# [Material supplied]
________________________
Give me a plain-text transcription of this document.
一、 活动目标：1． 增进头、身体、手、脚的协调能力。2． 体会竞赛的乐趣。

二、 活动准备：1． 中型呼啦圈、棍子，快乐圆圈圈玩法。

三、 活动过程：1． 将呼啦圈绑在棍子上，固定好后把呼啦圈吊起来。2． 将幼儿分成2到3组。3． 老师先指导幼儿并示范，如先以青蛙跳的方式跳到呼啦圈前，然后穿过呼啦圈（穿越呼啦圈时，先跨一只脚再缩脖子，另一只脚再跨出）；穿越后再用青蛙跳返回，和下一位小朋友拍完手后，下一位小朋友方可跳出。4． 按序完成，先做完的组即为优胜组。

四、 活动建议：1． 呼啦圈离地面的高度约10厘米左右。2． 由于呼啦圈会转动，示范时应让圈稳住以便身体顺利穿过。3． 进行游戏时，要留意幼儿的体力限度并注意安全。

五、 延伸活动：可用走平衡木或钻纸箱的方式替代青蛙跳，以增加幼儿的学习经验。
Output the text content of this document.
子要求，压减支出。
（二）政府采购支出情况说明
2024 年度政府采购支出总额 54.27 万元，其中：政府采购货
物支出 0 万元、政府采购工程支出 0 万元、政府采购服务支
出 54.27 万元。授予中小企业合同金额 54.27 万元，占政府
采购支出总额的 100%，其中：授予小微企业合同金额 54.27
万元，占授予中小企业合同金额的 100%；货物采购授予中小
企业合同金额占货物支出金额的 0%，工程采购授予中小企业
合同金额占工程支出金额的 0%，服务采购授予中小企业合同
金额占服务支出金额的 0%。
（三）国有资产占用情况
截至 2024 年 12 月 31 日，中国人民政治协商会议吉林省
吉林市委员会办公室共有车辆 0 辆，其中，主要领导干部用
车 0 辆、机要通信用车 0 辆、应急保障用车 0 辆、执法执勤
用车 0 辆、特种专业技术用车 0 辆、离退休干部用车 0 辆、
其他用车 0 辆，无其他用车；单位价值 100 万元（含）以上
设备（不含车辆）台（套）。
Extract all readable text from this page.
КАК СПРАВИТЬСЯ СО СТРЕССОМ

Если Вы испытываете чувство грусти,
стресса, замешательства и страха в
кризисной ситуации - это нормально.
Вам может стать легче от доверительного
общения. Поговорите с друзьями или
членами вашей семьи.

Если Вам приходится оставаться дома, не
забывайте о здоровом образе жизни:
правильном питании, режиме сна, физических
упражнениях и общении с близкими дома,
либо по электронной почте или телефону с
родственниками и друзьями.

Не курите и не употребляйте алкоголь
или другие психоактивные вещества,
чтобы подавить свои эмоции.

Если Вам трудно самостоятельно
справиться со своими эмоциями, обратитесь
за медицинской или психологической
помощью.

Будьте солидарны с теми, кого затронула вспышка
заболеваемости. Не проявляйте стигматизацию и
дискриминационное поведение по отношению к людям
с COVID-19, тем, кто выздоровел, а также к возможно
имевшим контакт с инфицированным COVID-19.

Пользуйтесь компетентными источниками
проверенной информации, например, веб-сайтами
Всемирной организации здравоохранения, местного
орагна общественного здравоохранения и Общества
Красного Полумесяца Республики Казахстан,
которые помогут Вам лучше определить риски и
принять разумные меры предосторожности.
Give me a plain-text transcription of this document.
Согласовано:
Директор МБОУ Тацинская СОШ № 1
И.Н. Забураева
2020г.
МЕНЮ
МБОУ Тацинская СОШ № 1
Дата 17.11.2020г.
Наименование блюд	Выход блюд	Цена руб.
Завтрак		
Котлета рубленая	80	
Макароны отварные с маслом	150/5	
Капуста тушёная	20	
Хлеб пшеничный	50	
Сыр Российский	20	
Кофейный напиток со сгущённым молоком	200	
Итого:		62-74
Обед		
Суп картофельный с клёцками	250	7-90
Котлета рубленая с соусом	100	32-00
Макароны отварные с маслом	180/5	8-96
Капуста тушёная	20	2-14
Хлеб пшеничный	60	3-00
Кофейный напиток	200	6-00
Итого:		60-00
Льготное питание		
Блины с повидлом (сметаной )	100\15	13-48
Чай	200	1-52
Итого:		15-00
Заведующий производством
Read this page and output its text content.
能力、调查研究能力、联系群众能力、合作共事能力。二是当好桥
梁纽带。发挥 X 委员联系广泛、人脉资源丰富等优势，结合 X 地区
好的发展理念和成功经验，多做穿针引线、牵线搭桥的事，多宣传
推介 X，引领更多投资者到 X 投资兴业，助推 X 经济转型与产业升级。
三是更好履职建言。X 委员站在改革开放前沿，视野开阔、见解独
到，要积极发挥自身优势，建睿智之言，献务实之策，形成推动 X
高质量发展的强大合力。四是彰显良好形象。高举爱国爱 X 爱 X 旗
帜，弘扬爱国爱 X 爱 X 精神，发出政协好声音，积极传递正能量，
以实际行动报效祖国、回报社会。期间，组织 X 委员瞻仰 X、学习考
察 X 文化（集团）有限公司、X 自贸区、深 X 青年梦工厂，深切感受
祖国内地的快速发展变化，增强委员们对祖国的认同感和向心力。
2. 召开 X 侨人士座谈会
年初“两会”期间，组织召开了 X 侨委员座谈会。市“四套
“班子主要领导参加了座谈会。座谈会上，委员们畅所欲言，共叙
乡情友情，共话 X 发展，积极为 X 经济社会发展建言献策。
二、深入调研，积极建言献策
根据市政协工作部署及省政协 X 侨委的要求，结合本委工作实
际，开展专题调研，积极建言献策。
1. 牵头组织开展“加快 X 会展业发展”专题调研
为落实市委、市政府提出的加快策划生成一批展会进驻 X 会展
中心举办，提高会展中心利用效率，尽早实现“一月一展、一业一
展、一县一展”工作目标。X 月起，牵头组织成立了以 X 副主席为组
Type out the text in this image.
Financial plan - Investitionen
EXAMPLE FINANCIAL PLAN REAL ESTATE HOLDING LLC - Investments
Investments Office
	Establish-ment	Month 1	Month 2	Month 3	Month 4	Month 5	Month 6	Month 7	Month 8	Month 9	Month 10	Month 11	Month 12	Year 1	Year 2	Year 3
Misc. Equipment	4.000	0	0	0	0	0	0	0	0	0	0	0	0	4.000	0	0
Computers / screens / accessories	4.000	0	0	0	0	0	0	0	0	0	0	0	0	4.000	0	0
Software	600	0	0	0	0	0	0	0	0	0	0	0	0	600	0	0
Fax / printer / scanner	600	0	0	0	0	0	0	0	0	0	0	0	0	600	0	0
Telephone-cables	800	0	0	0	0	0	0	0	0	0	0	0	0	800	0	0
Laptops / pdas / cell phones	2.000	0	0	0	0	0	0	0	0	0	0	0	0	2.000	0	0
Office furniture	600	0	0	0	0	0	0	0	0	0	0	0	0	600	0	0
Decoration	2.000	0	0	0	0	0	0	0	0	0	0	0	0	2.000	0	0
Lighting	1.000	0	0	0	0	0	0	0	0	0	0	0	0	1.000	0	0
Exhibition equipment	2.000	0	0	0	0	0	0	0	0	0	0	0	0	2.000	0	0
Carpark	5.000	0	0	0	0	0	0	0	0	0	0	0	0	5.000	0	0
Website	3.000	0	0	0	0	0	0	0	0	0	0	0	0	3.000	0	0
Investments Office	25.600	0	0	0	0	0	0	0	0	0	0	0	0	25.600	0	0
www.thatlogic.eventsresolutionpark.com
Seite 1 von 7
________________________
# [Set problem]
Return the listing above in full, character for character.

# [Full answer]
Give me a plain-text transcription of this document.
一、 活动目标：1． 增进头、身体、手、脚的协调能力。2． 体会竞赛的乐趣。

二、 活动准备：1． 中型呼啦圈、棍子，快乐圆圈圈玩法。

三、 活动过程：1． 将呼啦圈绑在棍子上，固定好后把呼啦圈吊起来。2． 将幼儿分成2到3组。3． 老师先指导幼儿并示范，如先以青蛙跳的方式跳到呼啦圈前，然后穿过呼啦圈（穿越呼啦圈时，先跨一只脚再缩脖子，另一只脚再跨出）；穿越后再用青蛙跳返回，和下一位小朋友拍完手后，下一位小朋友方可跳出。4． 按序完成，先做完的组即为优胜组。

四、 活动建议：1． 呼啦圈离地面的高度约10厘米左右。2． 由于呼啦圈会转动，示范时应让圈稳住以便身体顺利穿过。3． 进行游戏时，要留意幼儿的体力限度并注意安全。

五、 延伸活动：可用走平衡木或钻纸箱的方式替代青蛙跳，以增加幼儿的学习经验。
Output the text content of this document.
子要求，压减支出。
（二）政府采购支出情况说明
2024 年度政府采购支出总额 54.27 万元，其中：政府采购货
物支出 0 万元、政府采购工程支出 0 万元、政府采购服务支
出 54.27 万元。授予中小企业合同金额 54.27 万元，占政府
采购支出总额的 100%，其中：授予小微企业合同金额 54.27
万元，占授予中小企业合同金额的 100%；货物采购授予中小
企业合同金额占货物支出金额的 0%，工程采购授予中小企业
合同金额占工程支出金额的 0%，服务采购授予中小企业合同
金额占服务支出金额的 0%。
（三）国有资产占用情况
截至 2024 年 12 月 31 日，中国人民政治协商会议吉林省
吉林市委员会办公室共有车辆 0 辆，其中，主要领导干部用
车 0 辆、机要通信用车 0 辆、应急保障用车 0 辆、执法执勤
用车 0 辆、特种专业技术用车 0 辆、离退休干部用车 0 辆、
其他用车 0 辆，无其他用车；单位价值 100 万元（含）以上
设备（不含车辆）台（套）。
Extract all readable text from this page.
КАК СПРАВИТЬСЯ СО СТРЕССОМ

Если Вы испытываете чувство грусти,
стресса, замешательства и страха в
кризисной ситуации - это нормально.
Вам может стать легче от доверительного
общения. Поговорите с друзьями или
членами вашей семьи.

Если Вам приходится оставаться дома, не
забывайте о здоровом образе жизни:
правильном питании, режиме сна, физических
упражнениях и общении с близкими дома,
либо по электронной почте или телефону с
родственниками и друзьями.

Не курите и не употребляйте алкоголь
или другие психоактивные вещества,
чтобы подавить свои эмоции.

Если Вам трудно самостоятельно
справиться со своими эмоциями, обратитесь
за медицинской или психологической
помощью.

Будьте солидарны с теми, кого затронула вспышка
заболеваемости. Не проявляйте стигматизацию и
дискриминационное поведение по отношению к людям
с COVID-19, тем, кто выздоровел, а также к возможно
имевшим контакт с инфицированным COVID-19.

Пользуйтесь компетентными источниками
проверенной информации, например, веб-сайтами
Всемирной организации здравоохранения, местного
орагна общественного здравоохранения и Общества
Красного Полумесяца Республики Казахстан,
которые помогут Вам лучше определить риски и
принять разумные меры предосторожности.
Give me a plain-text transcription of this document.
Согласовано:
Директор МБОУ Тацинская СОШ № 1
И.Н. Забураева
2020г.
МЕНЮ
МБОУ Тацинская СОШ № 1
Дата 17.11.2020г.
Наименование блюд	Выход блюд	Цена руб.
Завтрак		
Котлета рубленая	80	
Макароны отварные с маслом	150/5	
Капуста тушёная	20	
Хлеб пшеничный	50	
Сыр Российский	20	
Кофейный напиток со сгущённым молоком	200	
Итого:		62-74
Обед		
Суп картофельный с клёцками	250	7-90
Котлета рубленая с соусом	100	32-00
Макароны отварные с маслом	180/5	8-96
Капуста тушёная	20	2-14
Хлеб пшеничный	60	3-00
Кофейный напиток	200	6-00
Итого:		60-00
Льготное питание		
Блины с повидлом (сметаной )	100\15	13-48
Чай	200	1-52
Итого:		15-00
Заведующий производством
Read this page and output its text content.
能力、调查研究能力、联系群众能力、合作共事能力。二是当好桥
梁纽带。发挥 X 委员联系广泛、人脉资源丰富等优势，结合 X 地区
好的发展理念和成功经验，多做穿针引线、牵线搭桥的事，多宣传
推介 X，引领更多投资者到 X 投资兴业，助推 X 经济转型与产业升级。
三是更好履职建言。X 委员站在改革开放前沿，视野开阔、见解独
到，要积极发挥自身优势，建睿智之言，献务实之策，形成推动 X
高质量发展的强大合力。四是彰显良好形象。高举爱国爱 X 爱 X 旗
帜，弘扬爱国爱 X 爱 X 精神，发出政协好声音，积极传递正能量，
以实际行动报效祖国、回报社会。期间，组织 X 委员瞻仰 X、学习考
察 X 文化（集团）有限公司、X 自贸区、深 X 青年梦工厂，深切感受
祖国内地的快速发展变化，增强委员们对祖国的认同感和向心力。
2. 召开 X 侨人士座谈会
年初“两会”期间，组织召开了 X 侨委员座谈会。市“四套
“班子主要领导参加了座谈会。座谈会上，委员们畅所欲言，共叙
乡情友情，共话 X 发展，积极为 X 经济社会发展建言献策。
二、深入调研，积极建言献策
根据市政协工作部署及省政协 X 侨委的要求，结合本委工作实
际，开展专题调研，积极建言献策。
1. 牵头组织开展“加快 X 会展业发展”专题调研
为落实市委、市政府提出的加快策划生成一批展会进驻 X 会展
中心举办，提高会展中心利用效率，尽早实现“一月一展、一业一
展、一县一展”工作目标。X 月起，牵头组织成立了以 X 副主席为组
Type out the text in this image.
Financial plan - Investitionen
EXAMPLE FINANCIAL PLAN REAL ESTATE HOLDING LLC - Investments
Investments Office
	Establish-ment	Month 1	Month 2	Month 3	Month 4	Month 5	Month 6	Month 7	Month 8	Month 9	Month 10	Month 11	Month 12	Year 1	Year 2	Year 3
Misc. Equipment	4.000	0	0	0	0	0	0	0	0	0	0	0	0	4.000	0	0
Computers / screens / accessories	4.000	0	0	0	0	0	0	0	0	0	0	0	0	4.000	0	0
Software	600	0	0	0	0	0	0	0	0	0	0	0	0	600	0	0
Fax / printer / scanner	600	0	0	0	0	0	0	0	0	0	0	0	0	600	0	0
Telephone-cables	800	0	0	0	0	0	0	0	0	0	0	0	0	800	0	0
Laptops / pdas / cell phones	2.000	0	0	0	0	0	0	0	0	0	0	0	0	2.000	0	0
Office furniture	600	0	0	0	0	0	0	0	0	0	0	0	0	600	0	0
Decoration	2.000	0	0	0	0	0	0	0	0	0	0	0	0	2.000	0	0
Lighting	1.000	0	0	0	0	0	0	0	0	0	0	0	0	1.000	0	0
Exhibition equipment	2.000	0	0	0	0	0	0	0	0	0	0	0	0	2.000	0	0
Carpark	5.000	0	0	0	0	0	0	0	0	0	0	0	0	5.000	0	0
Website	3.000	0	0	0	0	0	0	0	0	0	0	0	0	3.000	0	0
Investments Office	25.600	0	0	0	0	0	0	0	0	0	0	0	0	25.600	0	0
www.thatlogic.eventsresolutionpark.com
Seite 1 von 7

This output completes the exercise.